Given problem:
Reproduce each of the rows below word for word, leaving nothing out.

Source material:
:::::

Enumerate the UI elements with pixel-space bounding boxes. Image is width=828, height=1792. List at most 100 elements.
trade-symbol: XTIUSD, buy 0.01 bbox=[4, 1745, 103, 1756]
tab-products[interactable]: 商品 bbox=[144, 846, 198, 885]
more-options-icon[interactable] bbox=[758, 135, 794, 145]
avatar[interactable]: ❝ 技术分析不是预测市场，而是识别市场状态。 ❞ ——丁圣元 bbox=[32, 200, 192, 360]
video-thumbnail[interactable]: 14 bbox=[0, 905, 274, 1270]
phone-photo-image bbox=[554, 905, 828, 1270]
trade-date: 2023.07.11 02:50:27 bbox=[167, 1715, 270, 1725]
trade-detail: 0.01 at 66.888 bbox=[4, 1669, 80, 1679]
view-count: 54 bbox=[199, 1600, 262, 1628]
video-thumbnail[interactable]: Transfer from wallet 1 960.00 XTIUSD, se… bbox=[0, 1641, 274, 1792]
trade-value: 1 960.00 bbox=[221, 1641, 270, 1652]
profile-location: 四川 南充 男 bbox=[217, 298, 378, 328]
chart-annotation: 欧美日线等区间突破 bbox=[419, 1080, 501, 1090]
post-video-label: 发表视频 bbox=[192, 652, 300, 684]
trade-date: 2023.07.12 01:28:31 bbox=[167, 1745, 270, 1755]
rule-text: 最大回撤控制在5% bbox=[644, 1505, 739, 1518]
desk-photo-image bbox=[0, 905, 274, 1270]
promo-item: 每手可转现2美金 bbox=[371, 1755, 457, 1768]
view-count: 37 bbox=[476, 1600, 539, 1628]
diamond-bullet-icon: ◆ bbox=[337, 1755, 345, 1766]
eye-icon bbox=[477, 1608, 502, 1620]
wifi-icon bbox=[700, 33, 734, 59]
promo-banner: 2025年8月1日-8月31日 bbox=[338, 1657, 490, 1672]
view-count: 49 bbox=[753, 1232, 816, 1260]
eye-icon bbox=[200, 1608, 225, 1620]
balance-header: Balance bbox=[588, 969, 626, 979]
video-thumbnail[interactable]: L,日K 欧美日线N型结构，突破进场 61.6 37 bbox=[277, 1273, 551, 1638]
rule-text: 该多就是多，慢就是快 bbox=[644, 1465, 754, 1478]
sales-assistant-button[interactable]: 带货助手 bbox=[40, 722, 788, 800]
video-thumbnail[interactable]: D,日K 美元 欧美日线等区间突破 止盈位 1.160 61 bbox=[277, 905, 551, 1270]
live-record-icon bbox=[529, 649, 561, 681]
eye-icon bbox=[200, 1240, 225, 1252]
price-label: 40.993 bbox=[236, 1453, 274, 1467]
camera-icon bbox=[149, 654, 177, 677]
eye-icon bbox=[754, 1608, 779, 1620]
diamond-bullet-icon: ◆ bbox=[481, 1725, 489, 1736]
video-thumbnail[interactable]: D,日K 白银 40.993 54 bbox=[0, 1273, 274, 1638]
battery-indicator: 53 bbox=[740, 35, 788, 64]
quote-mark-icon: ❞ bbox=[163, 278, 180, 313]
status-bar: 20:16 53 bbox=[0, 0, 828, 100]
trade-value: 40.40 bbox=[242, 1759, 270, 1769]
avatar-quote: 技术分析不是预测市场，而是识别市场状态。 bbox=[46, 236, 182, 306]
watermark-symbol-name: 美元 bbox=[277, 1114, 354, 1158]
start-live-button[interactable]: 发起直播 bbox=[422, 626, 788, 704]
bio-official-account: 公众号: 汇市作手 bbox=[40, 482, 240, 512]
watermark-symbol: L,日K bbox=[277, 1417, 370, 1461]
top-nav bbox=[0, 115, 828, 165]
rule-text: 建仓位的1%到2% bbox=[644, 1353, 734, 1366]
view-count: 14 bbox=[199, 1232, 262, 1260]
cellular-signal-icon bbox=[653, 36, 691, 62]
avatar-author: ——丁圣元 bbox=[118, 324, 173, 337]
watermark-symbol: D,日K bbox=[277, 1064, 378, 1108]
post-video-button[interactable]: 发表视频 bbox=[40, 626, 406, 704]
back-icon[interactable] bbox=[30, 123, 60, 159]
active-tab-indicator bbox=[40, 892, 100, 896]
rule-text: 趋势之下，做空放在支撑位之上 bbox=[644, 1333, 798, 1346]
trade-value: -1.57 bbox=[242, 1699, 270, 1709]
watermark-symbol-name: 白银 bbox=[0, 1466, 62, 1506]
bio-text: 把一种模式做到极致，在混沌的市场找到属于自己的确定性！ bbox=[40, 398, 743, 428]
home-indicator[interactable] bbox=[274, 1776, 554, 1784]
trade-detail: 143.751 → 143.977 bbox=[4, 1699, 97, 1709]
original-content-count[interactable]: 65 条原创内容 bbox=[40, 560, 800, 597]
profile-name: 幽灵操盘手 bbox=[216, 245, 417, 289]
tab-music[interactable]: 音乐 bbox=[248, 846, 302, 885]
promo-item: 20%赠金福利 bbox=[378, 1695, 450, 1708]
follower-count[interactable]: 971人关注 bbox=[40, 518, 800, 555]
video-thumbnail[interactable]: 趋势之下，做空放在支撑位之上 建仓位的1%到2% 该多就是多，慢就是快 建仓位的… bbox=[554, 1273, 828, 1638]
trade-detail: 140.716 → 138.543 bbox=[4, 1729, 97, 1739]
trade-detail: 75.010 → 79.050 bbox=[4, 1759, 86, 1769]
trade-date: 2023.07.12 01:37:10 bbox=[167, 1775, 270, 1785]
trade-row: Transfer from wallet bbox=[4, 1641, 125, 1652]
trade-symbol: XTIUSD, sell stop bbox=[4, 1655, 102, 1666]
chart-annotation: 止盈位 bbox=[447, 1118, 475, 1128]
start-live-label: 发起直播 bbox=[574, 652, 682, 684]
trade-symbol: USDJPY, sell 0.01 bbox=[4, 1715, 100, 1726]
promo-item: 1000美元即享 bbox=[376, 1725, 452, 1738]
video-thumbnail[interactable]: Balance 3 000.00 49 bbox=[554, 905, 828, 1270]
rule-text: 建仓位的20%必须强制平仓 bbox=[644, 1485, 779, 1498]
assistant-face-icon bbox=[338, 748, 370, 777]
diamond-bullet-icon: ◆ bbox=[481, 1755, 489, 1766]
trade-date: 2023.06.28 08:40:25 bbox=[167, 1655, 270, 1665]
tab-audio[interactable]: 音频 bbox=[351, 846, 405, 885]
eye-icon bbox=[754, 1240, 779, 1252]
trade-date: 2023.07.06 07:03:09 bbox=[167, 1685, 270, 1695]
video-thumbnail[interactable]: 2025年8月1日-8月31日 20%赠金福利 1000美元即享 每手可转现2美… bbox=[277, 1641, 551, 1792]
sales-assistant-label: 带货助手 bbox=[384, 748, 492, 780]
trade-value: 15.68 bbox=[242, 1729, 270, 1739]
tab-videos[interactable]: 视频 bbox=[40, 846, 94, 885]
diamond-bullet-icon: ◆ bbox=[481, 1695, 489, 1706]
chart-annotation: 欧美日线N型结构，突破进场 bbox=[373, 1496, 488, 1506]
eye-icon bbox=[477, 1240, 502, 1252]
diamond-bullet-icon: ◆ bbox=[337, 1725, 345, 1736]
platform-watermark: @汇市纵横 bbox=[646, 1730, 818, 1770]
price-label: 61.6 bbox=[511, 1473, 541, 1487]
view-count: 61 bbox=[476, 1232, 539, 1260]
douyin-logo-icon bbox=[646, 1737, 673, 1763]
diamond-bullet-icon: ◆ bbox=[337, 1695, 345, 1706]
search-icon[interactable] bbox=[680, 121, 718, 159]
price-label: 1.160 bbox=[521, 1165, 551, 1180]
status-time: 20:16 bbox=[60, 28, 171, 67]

:::::

Exercise result:
Enumerate the UI elements with pixel-space bounding boxes. Image is width=828, height=1792. List at most 100 elements.
trade-symbol: XTIUSD, buy 0.01 bbox=[4, 1745, 103, 1756]
tab-products[interactable]: 商品 bbox=[144, 846, 198, 885]
more-options-icon[interactable] bbox=[758, 135, 794, 145]
avatar[interactable]: ❝ 技术分析不是预测市场，而是识别市场状态。 ❞ ——丁圣元 bbox=[32, 200, 192, 360]
video-thumbnail[interactable]: 14 bbox=[0, 905, 274, 1270]
phone-photo-image bbox=[554, 905, 828, 1270]
trade-date: 2023.07.11 02:50:27 bbox=[167, 1715, 270, 1725]
trade-detail: 0.01 at 66.888 bbox=[4, 1669, 80, 1679]
view-count: 54 bbox=[199, 1600, 262, 1628]
video-thumbnail[interactable]: Transfer from wallet 1 960.00 XTIUSD, se… bbox=[0, 1641, 274, 1792]
trade-value: 1 960.00 bbox=[221, 1641, 270, 1652]
profile-location: 四川 南充 男 bbox=[217, 298, 378, 328]
chart-annotation: 欧美日线等区间突破 bbox=[419, 1080, 501, 1090]
post-video-label: 发表视频 bbox=[192, 652, 300, 684]
trade-date: 2023.07.12 01:28:31 bbox=[167, 1745, 270, 1755]
rule-text: 最大回撤控制在5% bbox=[644, 1505, 739, 1518]
desk-photo-image bbox=[0, 905, 274, 1270]
promo-item: 每手可转现2美金 bbox=[371, 1755, 457, 1768]
view-count: 37 bbox=[476, 1600, 539, 1628]
diamond-bullet-icon: ◆ bbox=[337, 1755, 345, 1766]
eye-icon bbox=[477, 1608, 502, 1620]
wifi-icon bbox=[700, 33, 734, 59]
promo-banner: 2025年8月1日-8月31日 bbox=[338, 1657, 490, 1672]
view-count: 49 bbox=[753, 1232, 816, 1260]
eye-icon bbox=[200, 1608, 225, 1620]
balance-header: Balance bbox=[588, 969, 626, 979]
video-thumbnail[interactable]: L,日K 欧美日线N型结构，突破进场 61.6 37 bbox=[277, 1273, 551, 1638]
rule-text: 该多就是多，慢就是快 bbox=[644, 1465, 754, 1478]
sales-assistant-button[interactable]: 带货助手 bbox=[40, 722, 788, 800]
video-thumbnail[interactable]: D,日K 美元 欧美日线等区间突破 止盈位 1.160 61 bbox=[277, 905, 551, 1270]
live-record-icon bbox=[529, 649, 561, 681]
eye-icon bbox=[200, 1240, 225, 1252]
price-label: 40.993 bbox=[236, 1453, 274, 1467]
camera-icon bbox=[149, 654, 177, 677]
eye-icon bbox=[754, 1608, 779, 1620]
diamond-bullet-icon: ◆ bbox=[481, 1725, 489, 1736]
video-thumbnail[interactable]: D,日K 白银 40.993 54 bbox=[0, 1273, 274, 1638]
battery-indicator: 53 bbox=[740, 35, 788, 64]
quote-mark-icon: ❞ bbox=[163, 278, 180, 313]
status-bar: 20:16 53 bbox=[0, 0, 828, 100]
trade-value: 40.40 bbox=[242, 1759, 270, 1769]
avatar-quote: 技术分析不是预测市场，而是识别市场状态。 bbox=[46, 236, 182, 306]
watermark-symbol-name: 美元 bbox=[277, 1114, 354, 1158]
start-live-button[interactable]: 发起直播 bbox=[422, 626, 788, 704]
bio-official-account: 公众号: 汇市作手 bbox=[40, 482, 240, 512]
watermark-symbol: L,日K bbox=[277, 1417, 370, 1461]
top-nav bbox=[0, 115, 828, 165]
rule-text: 建仓位的1%到2% bbox=[644, 1353, 734, 1366]
view-count: 14 bbox=[199, 1232, 262, 1260]
cellular-signal-icon bbox=[653, 36, 691, 62]
avatar-author: ——丁圣元 bbox=[118, 324, 173, 337]
watermark-symbol: D,日K bbox=[277, 1064, 378, 1108]
post-video-button[interactable]: 发表视频 bbox=[40, 626, 406, 704]
back-icon[interactable] bbox=[30, 123, 60, 159]
active-tab-indicator bbox=[40, 892, 100, 896]
rule-text: 趋势之下，做空放在支撑位之上 bbox=[644, 1333, 798, 1346]
trade-value: -1.57 bbox=[242, 1699, 270, 1709]
watermark-symbol-name: 白银 bbox=[0, 1466, 62, 1506]
bio-text: 把一种模式做到极致，在混沌的市场找到属于自己的确定性！ bbox=[40, 398, 743, 428]
home-indicator[interactable] bbox=[274, 1776, 554, 1784]
trade-detail: 143.751 → 143.977 bbox=[4, 1699, 97, 1709]
original-content-count[interactable]: 65 条原创内容 bbox=[40, 560, 800, 597]
profile-name: 幽灵操盘手 bbox=[216, 245, 417, 289]
tab-music[interactable]: 音乐 bbox=[248, 846, 302, 885]
promo-item: 20%赠金福利 bbox=[378, 1695, 450, 1708]
follower-count[interactable]: 971人关注 bbox=[40, 518, 800, 555]
video-thumbnail[interactable]: 趋势之下，做空放在支撑位之上 建仓位的1%到2% 该多就是多，慢就是快 建仓位的… bbox=[554, 1273, 828, 1638]
trade-detail: 140.716 → 138.543 bbox=[4, 1729, 97, 1739]
trade-detail: 75.010 → 79.050 bbox=[4, 1759, 86, 1769]
trade-date: 2023.07.12 01:37:10 bbox=[167, 1775, 270, 1785]
trade-row: Transfer from wallet bbox=[4, 1641, 125, 1652]
trade-symbol: XTIUSD, sell stop bbox=[4, 1655, 102, 1666]
chart-annotation: 止盈位 bbox=[447, 1118, 475, 1128]
start-live-label: 发起直播 bbox=[574, 652, 682, 684]
trade-symbol: USDJPY, sell 0.01 bbox=[4, 1715, 100, 1726]
promo-item: 1000美元即享 bbox=[376, 1725, 452, 1738]
video-thumbnail[interactable]: Balance 3 000.00 49 bbox=[554, 905, 828, 1270]
rule-text: 建仓位的20%必须强制平仓 bbox=[644, 1485, 779, 1498]
assistant-face-icon bbox=[338, 748, 370, 777]
diamond-bullet-icon: ◆ bbox=[481, 1755, 489, 1766]
trade-date: 2023.06.28 08:40:25 bbox=[167, 1655, 270, 1665]
tab-audio[interactable]: 音频 bbox=[351, 846, 405, 885]
eye-icon bbox=[754, 1240, 779, 1252]
trade-date: 2023.07.06 07:03:09 bbox=[167, 1685, 270, 1695]
video-thumbnail[interactable]: 2025年8月1日-8月31日 20%赠金福利 1000美元即享 每手可转现2美… bbox=[277, 1641, 551, 1792]
sales-assistant-label: 带货助手 bbox=[384, 748, 492, 780]
trade-value: 15.68 bbox=[242, 1729, 270, 1739]
tab-videos[interactable]: 视频 bbox=[40, 846, 94, 885]
diamond-bullet-icon: ◆ bbox=[481, 1695, 489, 1706]
chart-annotation: 欧美日线N型结构，突破进场 bbox=[373, 1496, 488, 1506]
eye-icon bbox=[477, 1240, 502, 1252]
diamond-bullet-icon: ◆ bbox=[337, 1725, 345, 1736]
platform-watermark: @汇市纵横 bbox=[646, 1730, 818, 1770]
price-label: 61.6 bbox=[511, 1473, 541, 1487]
view-count: 61 bbox=[476, 1232, 539, 1260]
douyin-logo-icon bbox=[646, 1737, 673, 1763]
diamond-bullet-icon: ◆ bbox=[337, 1695, 345, 1706]
search-icon[interactable] bbox=[680, 121, 718, 159]
price-label: 1.160 bbox=[521, 1165, 551, 1180]
status-time: 20:16 bbox=[60, 28, 171, 67]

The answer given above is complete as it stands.